▸ WRITTEN EXERCISE
Each line containing the word "representative" must be reported.

(begin)

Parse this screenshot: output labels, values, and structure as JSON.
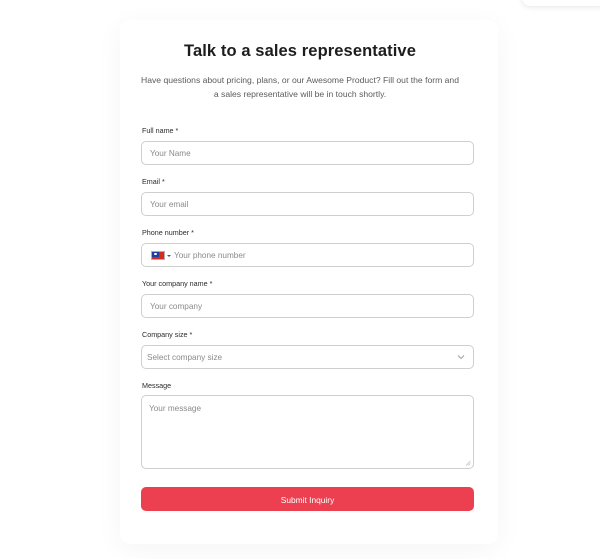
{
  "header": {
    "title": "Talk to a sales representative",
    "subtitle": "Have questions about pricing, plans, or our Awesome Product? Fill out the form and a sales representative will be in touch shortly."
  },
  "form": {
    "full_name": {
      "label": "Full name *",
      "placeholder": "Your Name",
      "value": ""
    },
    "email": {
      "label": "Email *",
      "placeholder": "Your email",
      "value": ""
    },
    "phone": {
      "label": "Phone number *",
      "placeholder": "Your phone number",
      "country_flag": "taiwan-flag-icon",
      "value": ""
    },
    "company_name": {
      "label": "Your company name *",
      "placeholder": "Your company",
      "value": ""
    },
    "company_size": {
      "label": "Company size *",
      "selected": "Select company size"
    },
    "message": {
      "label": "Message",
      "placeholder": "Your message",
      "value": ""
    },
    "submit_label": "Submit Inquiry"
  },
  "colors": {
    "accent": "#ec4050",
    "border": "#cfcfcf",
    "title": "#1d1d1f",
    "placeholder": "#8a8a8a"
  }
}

(end)

▸ SOLUTION TO THIS TASK
    "title": "Talk to a sales representative",
    "subtitle": "Have questions about pricing, plans, or our Awesome Product? Fill out the form and a sales representative will be in touch shortly."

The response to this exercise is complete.